- Exercise materials
+ + +

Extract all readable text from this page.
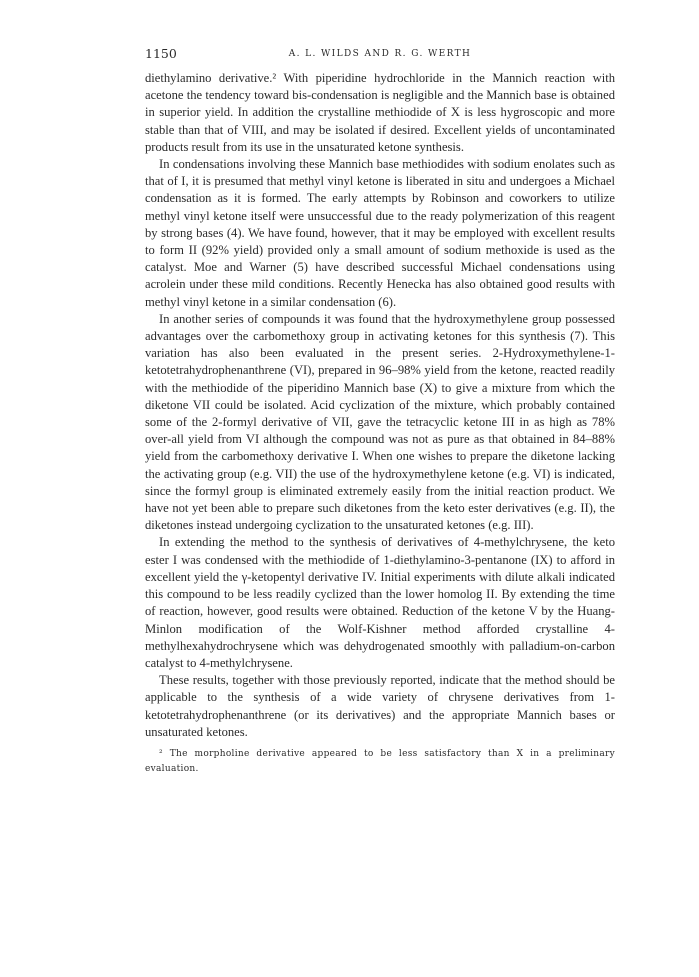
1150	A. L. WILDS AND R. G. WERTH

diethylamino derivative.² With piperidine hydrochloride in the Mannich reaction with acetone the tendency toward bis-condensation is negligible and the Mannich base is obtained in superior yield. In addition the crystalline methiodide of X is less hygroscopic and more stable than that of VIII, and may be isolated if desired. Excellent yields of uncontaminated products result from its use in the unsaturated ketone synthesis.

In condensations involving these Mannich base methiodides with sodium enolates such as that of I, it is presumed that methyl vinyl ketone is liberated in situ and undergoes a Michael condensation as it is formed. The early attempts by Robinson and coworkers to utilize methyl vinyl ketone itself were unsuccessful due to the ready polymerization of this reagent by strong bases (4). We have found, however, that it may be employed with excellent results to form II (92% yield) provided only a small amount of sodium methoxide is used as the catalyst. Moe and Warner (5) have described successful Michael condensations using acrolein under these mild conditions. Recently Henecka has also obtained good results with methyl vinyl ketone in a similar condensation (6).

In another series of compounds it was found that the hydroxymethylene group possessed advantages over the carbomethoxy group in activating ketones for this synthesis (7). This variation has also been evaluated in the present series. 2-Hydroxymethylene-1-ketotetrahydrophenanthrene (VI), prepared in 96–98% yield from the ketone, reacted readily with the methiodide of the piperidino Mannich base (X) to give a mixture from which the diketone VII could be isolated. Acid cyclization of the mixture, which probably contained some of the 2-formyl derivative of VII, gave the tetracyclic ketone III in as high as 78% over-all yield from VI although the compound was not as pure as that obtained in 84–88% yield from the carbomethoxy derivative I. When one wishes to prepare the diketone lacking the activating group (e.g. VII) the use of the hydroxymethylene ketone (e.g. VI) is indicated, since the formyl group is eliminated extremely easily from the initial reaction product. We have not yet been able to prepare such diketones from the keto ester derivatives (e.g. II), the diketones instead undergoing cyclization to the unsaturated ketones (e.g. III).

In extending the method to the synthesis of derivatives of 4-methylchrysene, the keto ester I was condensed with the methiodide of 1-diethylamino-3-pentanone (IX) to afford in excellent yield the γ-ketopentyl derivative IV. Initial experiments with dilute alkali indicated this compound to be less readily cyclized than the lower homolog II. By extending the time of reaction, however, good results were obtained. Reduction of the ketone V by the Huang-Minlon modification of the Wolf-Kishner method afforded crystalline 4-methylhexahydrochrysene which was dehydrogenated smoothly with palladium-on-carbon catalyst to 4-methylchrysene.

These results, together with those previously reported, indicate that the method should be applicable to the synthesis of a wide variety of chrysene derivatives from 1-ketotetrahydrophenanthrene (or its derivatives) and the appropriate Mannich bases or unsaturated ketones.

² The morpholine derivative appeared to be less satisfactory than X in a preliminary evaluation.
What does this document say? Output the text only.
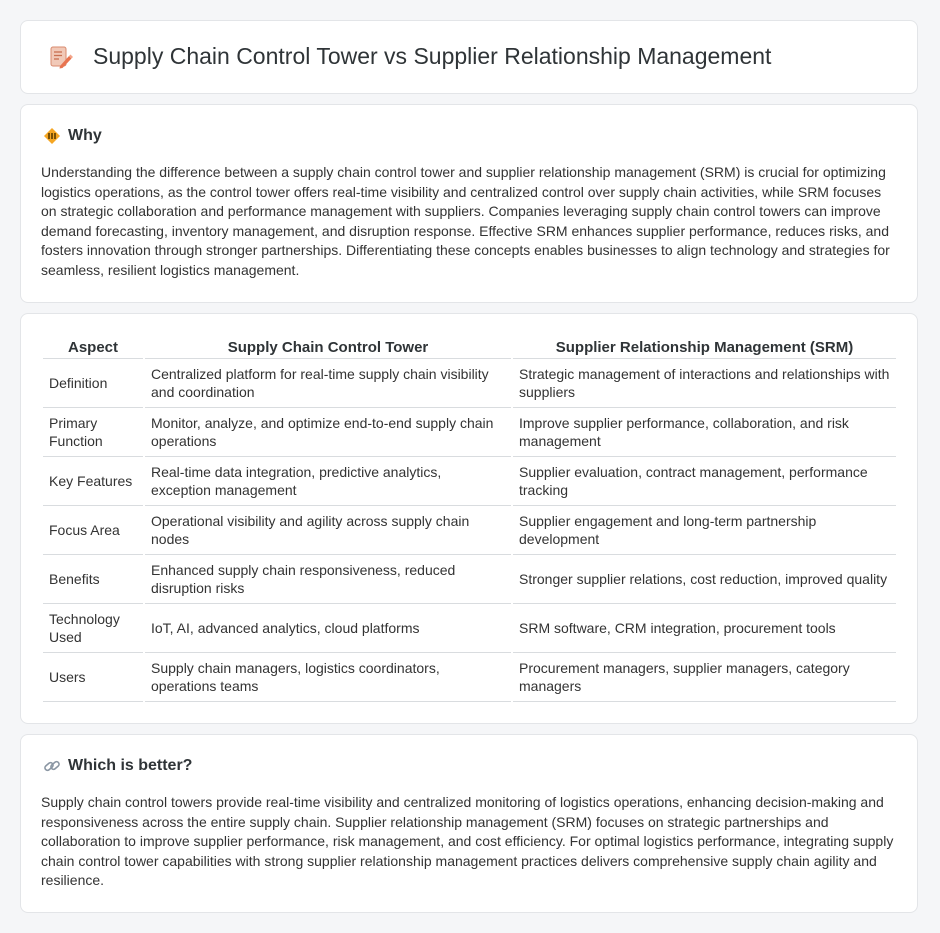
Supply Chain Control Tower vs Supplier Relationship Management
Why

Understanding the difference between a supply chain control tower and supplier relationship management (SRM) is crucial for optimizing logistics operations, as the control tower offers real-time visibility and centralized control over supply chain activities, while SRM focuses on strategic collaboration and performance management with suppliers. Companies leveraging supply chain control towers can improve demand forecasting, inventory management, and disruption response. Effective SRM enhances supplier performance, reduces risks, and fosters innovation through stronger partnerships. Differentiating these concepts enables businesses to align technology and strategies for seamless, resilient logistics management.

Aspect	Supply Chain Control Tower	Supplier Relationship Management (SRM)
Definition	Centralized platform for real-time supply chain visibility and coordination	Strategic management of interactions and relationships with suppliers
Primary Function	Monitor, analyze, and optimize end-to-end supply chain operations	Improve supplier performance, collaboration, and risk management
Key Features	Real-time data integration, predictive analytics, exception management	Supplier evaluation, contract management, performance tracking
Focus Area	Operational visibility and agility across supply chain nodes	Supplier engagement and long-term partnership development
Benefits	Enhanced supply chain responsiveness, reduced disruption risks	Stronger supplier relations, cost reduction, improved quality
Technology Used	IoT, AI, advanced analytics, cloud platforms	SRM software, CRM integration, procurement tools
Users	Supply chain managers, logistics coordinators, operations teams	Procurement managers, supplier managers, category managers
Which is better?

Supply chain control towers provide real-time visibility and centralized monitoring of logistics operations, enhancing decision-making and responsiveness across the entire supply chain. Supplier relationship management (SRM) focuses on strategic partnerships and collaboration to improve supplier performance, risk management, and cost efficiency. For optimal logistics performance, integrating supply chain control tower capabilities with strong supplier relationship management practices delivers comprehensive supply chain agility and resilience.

+ + +

- Required task
Please list every line of the records that contains "text".

- Written answer
Extract all readable text from this page.
What does this document say? Output the text only.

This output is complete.